* Written task
Return the lines where the word "content" occurs.

* Supplied data
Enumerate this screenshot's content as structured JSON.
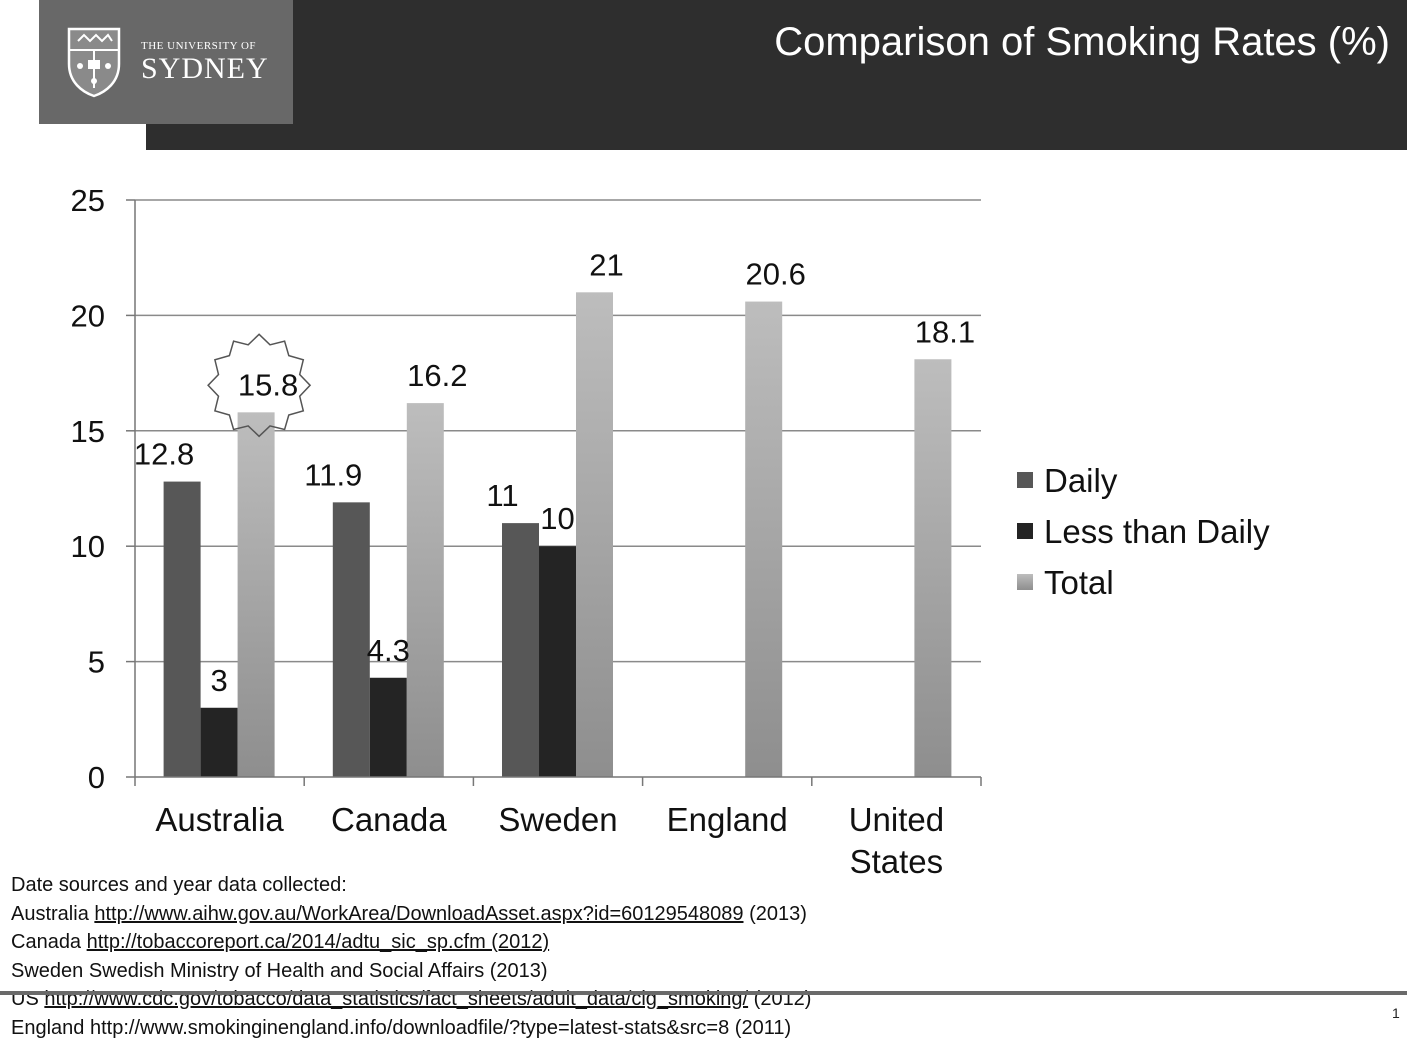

==

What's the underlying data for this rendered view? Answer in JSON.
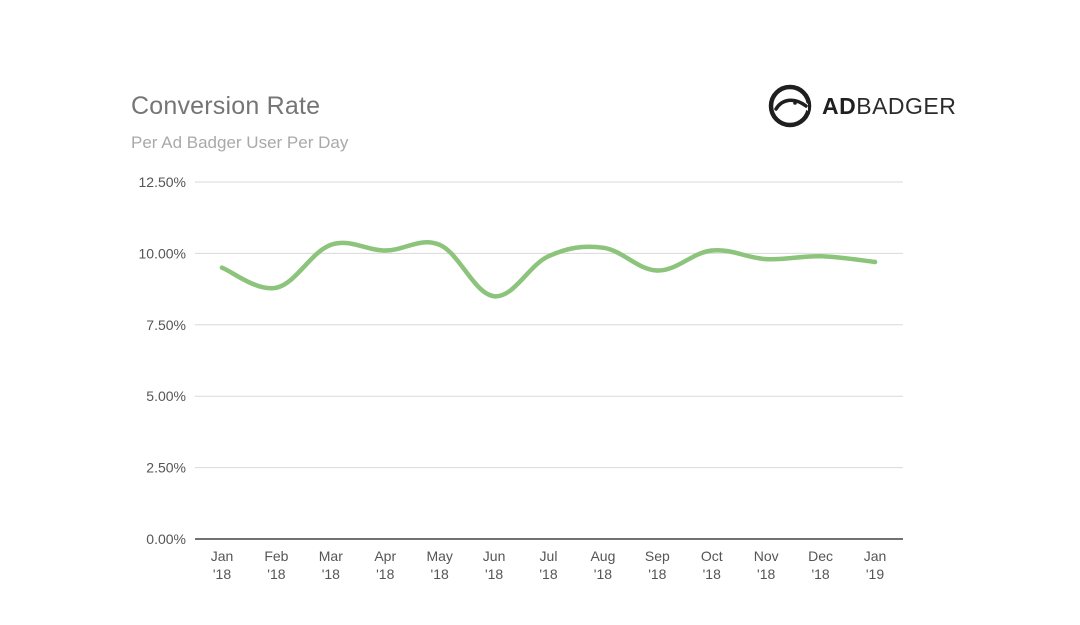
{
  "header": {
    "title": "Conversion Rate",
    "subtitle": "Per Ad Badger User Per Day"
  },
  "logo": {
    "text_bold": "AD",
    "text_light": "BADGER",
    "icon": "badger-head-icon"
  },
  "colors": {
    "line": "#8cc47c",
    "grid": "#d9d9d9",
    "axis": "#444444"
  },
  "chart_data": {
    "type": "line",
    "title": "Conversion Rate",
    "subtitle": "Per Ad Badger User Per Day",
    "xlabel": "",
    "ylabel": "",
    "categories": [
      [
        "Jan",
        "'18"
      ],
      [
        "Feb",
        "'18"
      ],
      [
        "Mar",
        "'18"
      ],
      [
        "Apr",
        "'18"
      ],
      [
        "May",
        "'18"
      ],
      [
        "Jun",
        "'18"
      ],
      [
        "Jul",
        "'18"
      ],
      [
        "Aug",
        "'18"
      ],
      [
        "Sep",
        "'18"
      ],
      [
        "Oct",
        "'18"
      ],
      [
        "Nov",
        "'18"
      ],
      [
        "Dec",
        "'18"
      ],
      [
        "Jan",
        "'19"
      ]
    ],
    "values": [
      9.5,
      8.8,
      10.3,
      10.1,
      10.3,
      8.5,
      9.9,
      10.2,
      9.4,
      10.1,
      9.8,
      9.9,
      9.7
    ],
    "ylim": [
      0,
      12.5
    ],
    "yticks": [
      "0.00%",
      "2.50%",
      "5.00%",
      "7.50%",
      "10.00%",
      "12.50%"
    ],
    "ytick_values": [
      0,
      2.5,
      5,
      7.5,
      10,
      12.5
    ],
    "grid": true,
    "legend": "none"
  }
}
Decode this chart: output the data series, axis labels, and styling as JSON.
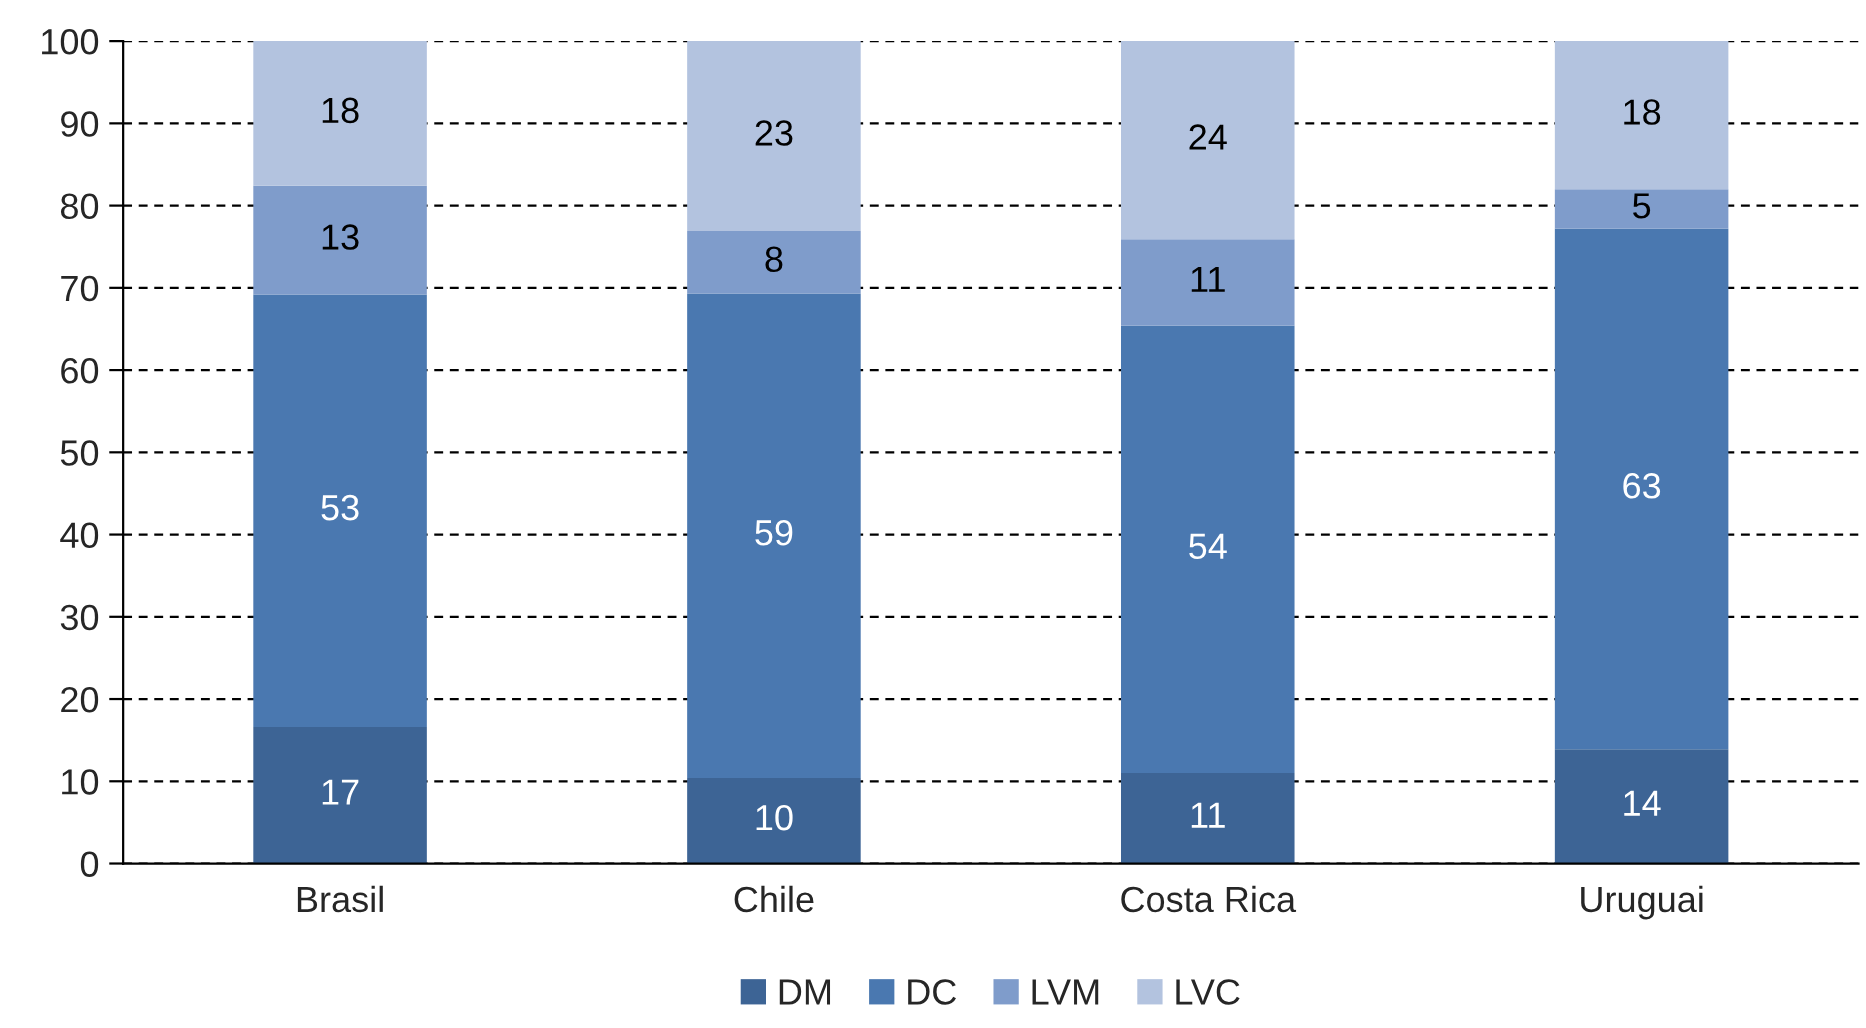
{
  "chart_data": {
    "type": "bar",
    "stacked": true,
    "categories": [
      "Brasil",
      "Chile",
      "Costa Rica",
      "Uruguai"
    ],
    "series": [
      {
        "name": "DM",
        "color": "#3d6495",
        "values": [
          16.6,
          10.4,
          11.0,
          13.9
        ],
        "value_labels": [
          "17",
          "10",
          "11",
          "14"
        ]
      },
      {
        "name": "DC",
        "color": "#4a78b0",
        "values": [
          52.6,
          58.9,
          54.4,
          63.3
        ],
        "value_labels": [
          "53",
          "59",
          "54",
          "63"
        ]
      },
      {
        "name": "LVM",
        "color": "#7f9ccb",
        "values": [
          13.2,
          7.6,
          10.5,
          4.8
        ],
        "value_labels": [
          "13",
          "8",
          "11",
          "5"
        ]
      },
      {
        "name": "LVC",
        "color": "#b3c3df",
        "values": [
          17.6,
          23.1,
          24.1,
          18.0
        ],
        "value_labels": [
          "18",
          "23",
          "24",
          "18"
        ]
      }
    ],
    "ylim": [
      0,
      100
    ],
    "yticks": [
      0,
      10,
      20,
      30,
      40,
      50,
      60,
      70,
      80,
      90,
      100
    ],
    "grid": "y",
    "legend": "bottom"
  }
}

* * *

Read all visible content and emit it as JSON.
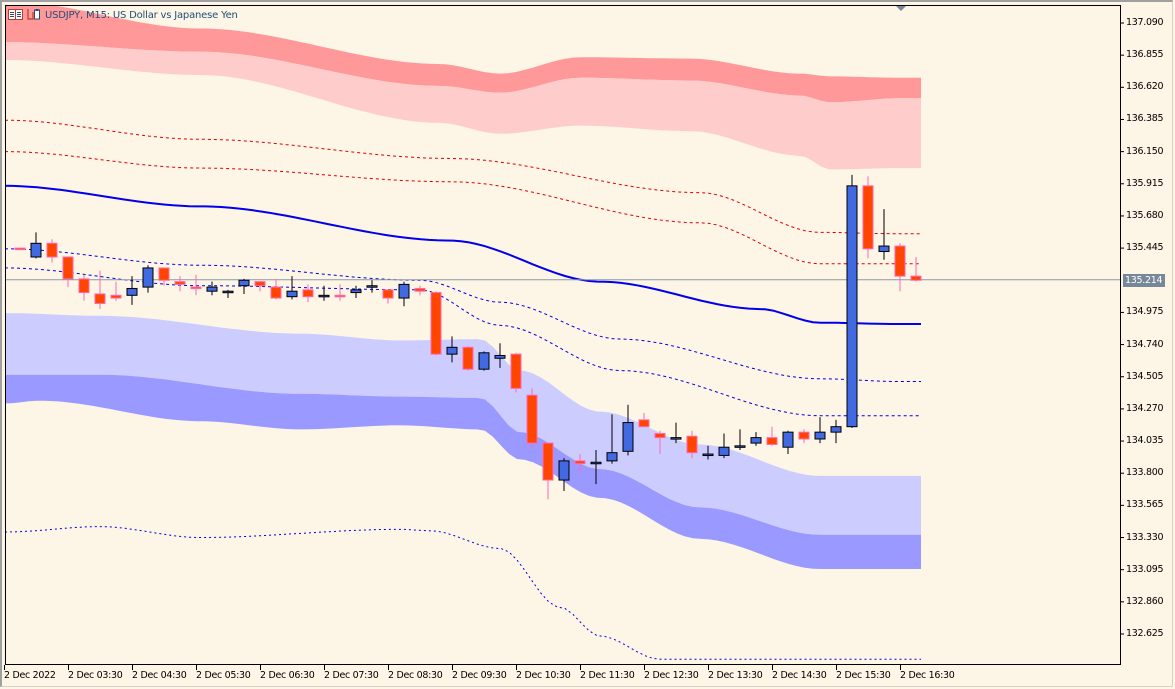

* Response below
Enumerate this screenshot's content as structured JSON.
Read all visible content and emit it as JSON.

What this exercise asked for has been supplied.